_THE REQUEST:_ Track down the lines that contain "Arbetskläder" and copy them.
********
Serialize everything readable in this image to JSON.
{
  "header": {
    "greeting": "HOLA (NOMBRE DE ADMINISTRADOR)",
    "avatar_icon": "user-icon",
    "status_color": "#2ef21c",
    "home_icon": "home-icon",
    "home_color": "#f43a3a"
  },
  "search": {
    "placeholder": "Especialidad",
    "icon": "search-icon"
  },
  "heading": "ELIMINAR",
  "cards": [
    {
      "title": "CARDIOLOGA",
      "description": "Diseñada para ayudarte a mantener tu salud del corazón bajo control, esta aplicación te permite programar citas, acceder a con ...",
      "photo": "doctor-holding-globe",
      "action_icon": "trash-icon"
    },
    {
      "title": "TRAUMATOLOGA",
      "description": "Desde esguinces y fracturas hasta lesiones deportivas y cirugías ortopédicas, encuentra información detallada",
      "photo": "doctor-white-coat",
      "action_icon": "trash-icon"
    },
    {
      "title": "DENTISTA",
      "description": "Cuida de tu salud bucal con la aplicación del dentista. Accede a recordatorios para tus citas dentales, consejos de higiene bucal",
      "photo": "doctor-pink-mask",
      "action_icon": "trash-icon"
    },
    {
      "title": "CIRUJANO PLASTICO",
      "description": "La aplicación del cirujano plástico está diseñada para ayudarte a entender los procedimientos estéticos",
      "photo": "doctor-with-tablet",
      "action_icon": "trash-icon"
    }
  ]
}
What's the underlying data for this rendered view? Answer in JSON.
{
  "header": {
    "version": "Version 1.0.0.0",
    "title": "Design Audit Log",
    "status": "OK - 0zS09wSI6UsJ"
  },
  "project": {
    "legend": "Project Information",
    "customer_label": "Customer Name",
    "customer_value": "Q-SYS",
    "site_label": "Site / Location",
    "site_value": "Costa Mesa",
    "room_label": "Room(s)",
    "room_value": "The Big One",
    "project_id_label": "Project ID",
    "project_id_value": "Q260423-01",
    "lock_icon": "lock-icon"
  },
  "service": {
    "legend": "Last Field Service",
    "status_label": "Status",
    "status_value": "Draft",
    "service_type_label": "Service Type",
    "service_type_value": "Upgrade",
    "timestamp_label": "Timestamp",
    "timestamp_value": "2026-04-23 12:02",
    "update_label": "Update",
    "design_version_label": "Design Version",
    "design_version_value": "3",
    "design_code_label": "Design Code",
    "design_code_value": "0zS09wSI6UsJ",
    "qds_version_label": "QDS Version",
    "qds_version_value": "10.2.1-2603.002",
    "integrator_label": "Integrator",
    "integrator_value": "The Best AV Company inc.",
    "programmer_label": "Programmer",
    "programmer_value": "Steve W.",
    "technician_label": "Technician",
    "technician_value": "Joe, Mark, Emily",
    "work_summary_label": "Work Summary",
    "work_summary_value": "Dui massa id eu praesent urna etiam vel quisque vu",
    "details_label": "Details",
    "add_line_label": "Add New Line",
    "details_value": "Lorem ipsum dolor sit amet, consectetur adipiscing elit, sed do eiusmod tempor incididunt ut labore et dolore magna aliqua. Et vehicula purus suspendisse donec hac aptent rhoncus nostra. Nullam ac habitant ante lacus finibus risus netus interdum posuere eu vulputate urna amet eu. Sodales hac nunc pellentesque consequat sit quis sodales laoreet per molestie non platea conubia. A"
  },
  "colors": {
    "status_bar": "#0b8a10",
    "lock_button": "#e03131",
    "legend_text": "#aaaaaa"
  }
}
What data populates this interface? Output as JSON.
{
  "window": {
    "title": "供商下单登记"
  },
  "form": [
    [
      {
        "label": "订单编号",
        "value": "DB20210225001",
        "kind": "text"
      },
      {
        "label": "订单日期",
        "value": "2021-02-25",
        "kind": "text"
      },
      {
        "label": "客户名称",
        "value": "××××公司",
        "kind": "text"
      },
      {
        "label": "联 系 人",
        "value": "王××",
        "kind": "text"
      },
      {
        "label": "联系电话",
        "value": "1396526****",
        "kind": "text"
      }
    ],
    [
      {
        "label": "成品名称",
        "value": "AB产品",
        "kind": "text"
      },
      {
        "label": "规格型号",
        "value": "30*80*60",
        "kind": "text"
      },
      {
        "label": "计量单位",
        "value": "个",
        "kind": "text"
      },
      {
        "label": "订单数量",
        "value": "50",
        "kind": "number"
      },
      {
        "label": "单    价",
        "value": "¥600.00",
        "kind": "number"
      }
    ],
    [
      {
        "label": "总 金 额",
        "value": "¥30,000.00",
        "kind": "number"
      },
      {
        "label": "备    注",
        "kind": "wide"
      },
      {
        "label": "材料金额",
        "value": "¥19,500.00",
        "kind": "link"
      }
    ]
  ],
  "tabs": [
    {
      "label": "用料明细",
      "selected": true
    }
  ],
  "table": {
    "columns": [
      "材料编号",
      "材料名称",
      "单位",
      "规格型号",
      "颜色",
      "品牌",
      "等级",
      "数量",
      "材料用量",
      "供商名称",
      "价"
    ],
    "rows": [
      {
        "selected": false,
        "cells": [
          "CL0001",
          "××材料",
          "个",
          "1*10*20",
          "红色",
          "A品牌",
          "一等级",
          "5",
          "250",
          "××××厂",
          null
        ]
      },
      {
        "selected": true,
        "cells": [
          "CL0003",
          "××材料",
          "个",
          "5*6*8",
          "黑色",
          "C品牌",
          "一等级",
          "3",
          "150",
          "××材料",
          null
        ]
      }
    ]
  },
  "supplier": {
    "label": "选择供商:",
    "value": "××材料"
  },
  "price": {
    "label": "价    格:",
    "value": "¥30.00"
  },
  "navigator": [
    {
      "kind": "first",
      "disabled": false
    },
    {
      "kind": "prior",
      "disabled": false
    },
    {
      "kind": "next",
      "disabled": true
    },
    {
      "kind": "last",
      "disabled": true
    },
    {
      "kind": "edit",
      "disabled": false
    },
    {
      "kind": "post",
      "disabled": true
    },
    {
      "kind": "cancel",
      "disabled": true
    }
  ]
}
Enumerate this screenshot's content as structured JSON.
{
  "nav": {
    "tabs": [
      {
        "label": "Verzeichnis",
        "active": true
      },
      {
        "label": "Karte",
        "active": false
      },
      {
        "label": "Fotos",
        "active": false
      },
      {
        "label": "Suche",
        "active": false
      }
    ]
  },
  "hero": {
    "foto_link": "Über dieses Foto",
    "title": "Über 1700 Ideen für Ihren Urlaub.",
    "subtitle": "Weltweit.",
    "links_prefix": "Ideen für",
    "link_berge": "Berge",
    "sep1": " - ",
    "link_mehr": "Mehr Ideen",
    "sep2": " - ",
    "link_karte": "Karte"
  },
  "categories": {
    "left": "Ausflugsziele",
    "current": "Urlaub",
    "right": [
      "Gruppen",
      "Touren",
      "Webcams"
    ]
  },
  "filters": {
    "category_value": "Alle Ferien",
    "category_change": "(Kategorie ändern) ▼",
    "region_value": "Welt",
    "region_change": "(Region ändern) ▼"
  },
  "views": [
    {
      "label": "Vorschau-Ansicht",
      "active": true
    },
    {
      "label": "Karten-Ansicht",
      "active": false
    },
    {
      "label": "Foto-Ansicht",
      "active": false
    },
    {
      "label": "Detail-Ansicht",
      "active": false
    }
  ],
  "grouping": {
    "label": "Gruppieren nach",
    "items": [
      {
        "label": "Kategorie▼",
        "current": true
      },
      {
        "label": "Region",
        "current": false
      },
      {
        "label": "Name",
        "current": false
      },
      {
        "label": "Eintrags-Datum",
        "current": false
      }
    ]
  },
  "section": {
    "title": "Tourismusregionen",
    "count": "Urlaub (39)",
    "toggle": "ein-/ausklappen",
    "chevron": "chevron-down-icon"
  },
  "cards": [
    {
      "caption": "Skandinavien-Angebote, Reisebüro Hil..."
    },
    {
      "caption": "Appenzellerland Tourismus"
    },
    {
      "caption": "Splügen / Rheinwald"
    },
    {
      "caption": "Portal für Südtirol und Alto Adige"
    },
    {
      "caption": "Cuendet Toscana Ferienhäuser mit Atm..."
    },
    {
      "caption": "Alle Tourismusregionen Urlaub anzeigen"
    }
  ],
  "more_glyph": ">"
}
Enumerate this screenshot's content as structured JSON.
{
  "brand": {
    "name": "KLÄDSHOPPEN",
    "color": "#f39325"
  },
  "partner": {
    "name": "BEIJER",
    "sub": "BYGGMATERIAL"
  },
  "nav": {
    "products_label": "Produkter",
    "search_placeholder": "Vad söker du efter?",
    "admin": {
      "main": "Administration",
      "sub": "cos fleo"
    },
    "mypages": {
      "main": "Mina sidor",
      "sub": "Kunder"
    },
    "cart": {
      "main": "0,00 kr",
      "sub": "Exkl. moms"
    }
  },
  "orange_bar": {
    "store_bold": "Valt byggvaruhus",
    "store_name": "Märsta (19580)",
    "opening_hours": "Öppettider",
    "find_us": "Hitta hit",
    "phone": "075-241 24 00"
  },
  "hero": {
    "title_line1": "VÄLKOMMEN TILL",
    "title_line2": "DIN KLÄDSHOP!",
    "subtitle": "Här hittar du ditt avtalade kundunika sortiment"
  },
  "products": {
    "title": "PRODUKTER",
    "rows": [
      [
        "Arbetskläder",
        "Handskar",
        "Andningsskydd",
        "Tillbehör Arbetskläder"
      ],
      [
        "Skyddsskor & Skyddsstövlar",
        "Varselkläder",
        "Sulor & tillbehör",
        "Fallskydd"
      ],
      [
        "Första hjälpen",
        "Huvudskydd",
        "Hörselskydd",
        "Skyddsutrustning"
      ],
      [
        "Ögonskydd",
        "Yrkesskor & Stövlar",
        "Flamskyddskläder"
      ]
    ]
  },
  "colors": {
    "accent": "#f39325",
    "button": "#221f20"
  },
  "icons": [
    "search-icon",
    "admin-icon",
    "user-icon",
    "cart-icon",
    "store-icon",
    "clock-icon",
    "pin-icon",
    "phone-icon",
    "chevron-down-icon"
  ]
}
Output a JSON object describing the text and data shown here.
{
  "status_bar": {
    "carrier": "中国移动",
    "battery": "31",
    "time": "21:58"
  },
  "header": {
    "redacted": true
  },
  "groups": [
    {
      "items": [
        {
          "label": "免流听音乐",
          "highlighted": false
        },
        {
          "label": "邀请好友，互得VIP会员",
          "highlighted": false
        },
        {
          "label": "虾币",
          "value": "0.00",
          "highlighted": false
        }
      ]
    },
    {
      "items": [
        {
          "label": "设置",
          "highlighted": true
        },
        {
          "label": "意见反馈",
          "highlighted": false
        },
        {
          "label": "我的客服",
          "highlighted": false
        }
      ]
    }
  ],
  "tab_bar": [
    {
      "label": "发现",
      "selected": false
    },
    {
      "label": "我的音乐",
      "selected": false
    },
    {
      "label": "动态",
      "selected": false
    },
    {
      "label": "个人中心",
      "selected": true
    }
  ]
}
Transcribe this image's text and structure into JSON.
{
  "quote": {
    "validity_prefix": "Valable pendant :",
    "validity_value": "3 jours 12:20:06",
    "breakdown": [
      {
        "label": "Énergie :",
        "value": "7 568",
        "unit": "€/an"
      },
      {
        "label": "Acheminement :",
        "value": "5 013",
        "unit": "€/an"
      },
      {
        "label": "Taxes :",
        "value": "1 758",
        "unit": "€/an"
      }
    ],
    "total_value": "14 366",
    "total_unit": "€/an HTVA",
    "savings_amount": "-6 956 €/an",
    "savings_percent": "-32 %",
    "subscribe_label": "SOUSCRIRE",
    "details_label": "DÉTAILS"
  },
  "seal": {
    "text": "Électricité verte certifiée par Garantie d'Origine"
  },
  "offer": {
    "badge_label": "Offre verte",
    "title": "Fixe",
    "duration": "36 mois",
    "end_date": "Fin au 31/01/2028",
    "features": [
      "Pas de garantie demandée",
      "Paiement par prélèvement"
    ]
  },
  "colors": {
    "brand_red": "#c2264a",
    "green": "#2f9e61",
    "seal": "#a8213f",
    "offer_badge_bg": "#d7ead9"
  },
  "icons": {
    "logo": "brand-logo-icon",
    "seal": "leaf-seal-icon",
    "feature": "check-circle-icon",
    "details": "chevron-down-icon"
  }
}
********
_EXERCISE RESULT:_
        "Arbetskläder",
        "Tillbehör Arbetskläder"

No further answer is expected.